**Exercise inputs**

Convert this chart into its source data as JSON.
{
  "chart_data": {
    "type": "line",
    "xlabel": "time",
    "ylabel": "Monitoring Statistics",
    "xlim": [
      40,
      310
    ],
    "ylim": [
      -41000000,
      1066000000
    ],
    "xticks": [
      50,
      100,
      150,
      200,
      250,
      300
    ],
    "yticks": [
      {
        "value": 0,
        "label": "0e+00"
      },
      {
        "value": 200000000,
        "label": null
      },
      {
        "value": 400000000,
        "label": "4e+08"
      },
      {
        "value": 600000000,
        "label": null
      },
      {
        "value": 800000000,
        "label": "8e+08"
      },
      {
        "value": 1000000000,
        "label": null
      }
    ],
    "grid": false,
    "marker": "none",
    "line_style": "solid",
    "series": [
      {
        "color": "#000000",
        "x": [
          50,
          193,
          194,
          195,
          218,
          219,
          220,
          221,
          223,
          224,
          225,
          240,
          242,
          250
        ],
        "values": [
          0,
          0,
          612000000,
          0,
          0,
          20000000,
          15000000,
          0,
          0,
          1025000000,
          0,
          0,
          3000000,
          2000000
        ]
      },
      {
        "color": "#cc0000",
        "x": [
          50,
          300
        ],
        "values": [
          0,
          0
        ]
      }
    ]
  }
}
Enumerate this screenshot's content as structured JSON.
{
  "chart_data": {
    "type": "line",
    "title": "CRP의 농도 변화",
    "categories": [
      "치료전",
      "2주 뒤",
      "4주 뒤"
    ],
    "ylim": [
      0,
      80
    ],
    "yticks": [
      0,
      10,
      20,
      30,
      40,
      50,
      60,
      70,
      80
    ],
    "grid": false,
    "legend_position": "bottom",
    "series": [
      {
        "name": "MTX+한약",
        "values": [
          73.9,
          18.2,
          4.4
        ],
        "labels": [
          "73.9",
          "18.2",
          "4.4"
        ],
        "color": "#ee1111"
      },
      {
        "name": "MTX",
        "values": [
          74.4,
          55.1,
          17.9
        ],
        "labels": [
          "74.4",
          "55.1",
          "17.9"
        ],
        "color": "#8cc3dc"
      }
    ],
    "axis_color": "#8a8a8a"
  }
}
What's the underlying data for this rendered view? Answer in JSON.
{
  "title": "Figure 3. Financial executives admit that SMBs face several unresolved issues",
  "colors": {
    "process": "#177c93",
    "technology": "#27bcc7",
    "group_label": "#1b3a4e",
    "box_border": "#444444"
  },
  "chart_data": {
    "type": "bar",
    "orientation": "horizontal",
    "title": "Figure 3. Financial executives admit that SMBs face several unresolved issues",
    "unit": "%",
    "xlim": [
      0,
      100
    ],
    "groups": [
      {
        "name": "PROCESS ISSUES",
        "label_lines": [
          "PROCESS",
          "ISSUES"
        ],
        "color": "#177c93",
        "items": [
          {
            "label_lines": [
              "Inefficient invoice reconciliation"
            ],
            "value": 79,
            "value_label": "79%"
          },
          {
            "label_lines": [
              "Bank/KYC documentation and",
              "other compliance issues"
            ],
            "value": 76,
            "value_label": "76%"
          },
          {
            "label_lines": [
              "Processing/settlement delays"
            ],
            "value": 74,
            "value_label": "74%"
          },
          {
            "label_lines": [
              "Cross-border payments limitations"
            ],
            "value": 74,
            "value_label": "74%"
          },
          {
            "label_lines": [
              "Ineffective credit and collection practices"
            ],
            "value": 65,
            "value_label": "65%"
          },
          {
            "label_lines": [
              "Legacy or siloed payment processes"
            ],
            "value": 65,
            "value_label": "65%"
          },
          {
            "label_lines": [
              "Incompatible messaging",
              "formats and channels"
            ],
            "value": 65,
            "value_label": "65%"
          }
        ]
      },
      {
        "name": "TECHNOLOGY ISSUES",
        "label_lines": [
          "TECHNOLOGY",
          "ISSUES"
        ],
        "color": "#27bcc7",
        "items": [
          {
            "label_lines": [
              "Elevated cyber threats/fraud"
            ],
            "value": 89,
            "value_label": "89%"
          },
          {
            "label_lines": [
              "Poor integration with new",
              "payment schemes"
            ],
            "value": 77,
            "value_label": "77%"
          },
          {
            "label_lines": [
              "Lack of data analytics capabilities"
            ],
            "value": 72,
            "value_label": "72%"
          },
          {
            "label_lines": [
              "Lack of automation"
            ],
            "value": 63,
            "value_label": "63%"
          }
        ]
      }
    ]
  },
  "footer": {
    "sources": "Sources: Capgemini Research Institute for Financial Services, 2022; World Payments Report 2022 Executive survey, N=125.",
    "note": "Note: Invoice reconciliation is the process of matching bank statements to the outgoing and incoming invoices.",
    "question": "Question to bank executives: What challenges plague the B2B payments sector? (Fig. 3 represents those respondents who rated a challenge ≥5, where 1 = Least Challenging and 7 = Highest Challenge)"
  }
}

**Short task**
Quote the listing in full, please, keeping every line exact.

**The completed task**
Convert this chart into its source data as JSON.
{
  "chart_data": {
    "type": "line",
    "xlabel": "time",
    "ylabel": "Monitoring Statistics",
    "xlim": [
      40,
      310
    ],
    "ylim": [
      -41000000,
      1066000000
    ],
    "xticks": [
      50,
      100,
      150,
      200,
      250,
      300
    ],
    "yticks": [
      {
        "value": 0,
        "label": "0e+00"
      },
      {
        "value": 200000000,
        "label": null
      },
      {
        "value": 400000000,
        "label": "4e+08"
      },
      {
        "value": 600000000,
        "label": null
      },
      {
        "value": 800000000,
        "label": "8e+08"
      },
      {
        "value": 1000000000,
        "label": null
      }
    ],
    "grid": false,
    "marker": "none",
    "line_style": "solid",
    "series": [
      {
        "color": "#000000",
        "x": [
          50,
          193,
          194,
          195,
          218,
          219,
          220,
          221,
          223,
          224,
          225,
          240,
          242,
          250
        ],
        "values": [
          0,
          0,
          612000000,
          0,
          0,
          20000000,
          15000000,
          0,
          0,
          1025000000,
          0,
          0,
          3000000,
          2000000
        ]
      },
      {
        "color": "#cc0000",
        "x": [
          50,
          300
        ],
        "values": [
          0,
          0
        ]
      }
    ]
  }
}
Enumerate this screenshot's content as structured JSON.
{
  "chart_data": {
    "type": "line",
    "title": "CRP의 농도 변화",
    "categories": [
      "치료전",
      "2주 뒤",
      "4주 뒤"
    ],
    "ylim": [
      0,
      80
    ],
    "yticks": [
      0,
      10,
      20,
      30,
      40,
      50,
      60,
      70,
      80
    ],
    "grid": false,
    "legend_position": "bottom",
    "series": [
      {
        "name": "MTX+한약",
        "values": [
          73.9,
          18.2,
          4.4
        ],
        "labels": [
          "73.9",
          "18.2",
          "4.4"
        ],
        "color": "#ee1111"
      },
      {
        "name": "MTX",
        "values": [
          74.4,
          55.1,
          17.9
        ],
        "labels": [
          "74.4",
          "55.1",
          "17.9"
        ],
        "color": "#8cc3dc"
      }
    ],
    "axis_color": "#8a8a8a"
  }
}
What's the underlying data for this rendered view? Answer in JSON.
{
  "title": "Figure 3. Financial executives admit that SMBs face several unresolved issues",
  "colors": {
    "process": "#177c93",
    "technology": "#27bcc7",
    "group_label": "#1b3a4e",
    "box_border": "#444444"
  },
  "chart_data": {
    "type": "bar",
    "orientation": "horizontal",
    "title": "Figure 3. Financial executives admit that SMBs face several unresolved issues",
    "unit": "%",
    "xlim": [
      0,
      100
    ],
    "groups": [
      {
        "name": "PROCESS ISSUES",
        "label_lines": [
          "PROCESS",
          "ISSUES"
        ],
        "color": "#177c93",
        "items": [
          {
            "label_lines": [
              "Inefficient invoice reconciliation"
            ],
            "value": 79,
            "value_label": "79%"
          },
          {
            "label_lines": [
              "Bank/KYC documentation and",
              "other compliance issues"
            ],
            "value": 76,
            "value_label": "76%"
          },
          {
            "label_lines": [
              "Processing/settlement delays"
            ],
            "value": 74,
            "value_label": "74%"
          },
          {
            "label_lines": [
              "Cross-border payments limitations"
            ],
            "value": 74,
            "value_label": "74%"
          },
          {
            "label_lines": [
              "Ineffective credit and collection practices"
            ],
            "value": 65,
            "value_label": "65%"
          },
          {
            "label_lines": [
              "Legacy or siloed payment processes"
            ],
            "value": 65,
            "value_label": "65%"
          },
          {
            "label_lines": [
              "Incompatible messaging",
              "formats and channels"
            ],
            "value": 65,
            "value_label": "65%"
          }
        ]
      },
      {
        "name": "TECHNOLOGY ISSUES",
        "label_lines": [
          "TECHNOLOGY",
          "ISSUES"
        ],
        "color": "#27bcc7",
        "items": [
          {
            "label_lines": [
              "Elevated cyber threats/fraud"
            ],
            "value": 89,
            "value_label": "89%"
          },
          {
            "label_lines": [
              "Poor integration with new",
              "payment schemes"
            ],
            "value": 77,
            "value_label": "77%"
          },
          {
            "label_lines": [
              "Lack of data analytics capabilities"
            ],
            "value": 72,
            "value_label": "72%"
          },
          {
            "label_lines": [
              "Lack of automation"
            ],
            "value": 63,
            "value_label": "63%"
          }
        ]
      }
    ]
  },
  "footer": {
    "sources": "Sources: Capgemini Research Institute for Financial Services, 2022; World Payments Report 2022 Executive survey, N=125.",
    "note": "Note: Invoice reconciliation is the process of matching bank statements to the outgoing and incoming invoices.",
    "question": "Question to bank executives: What challenges plague the B2B payments sector? (Fig. 3 represents those respondents who rated a challenge ≥5, where 1 = Least Challenging and 7 = Highest Challenge)"
  }
}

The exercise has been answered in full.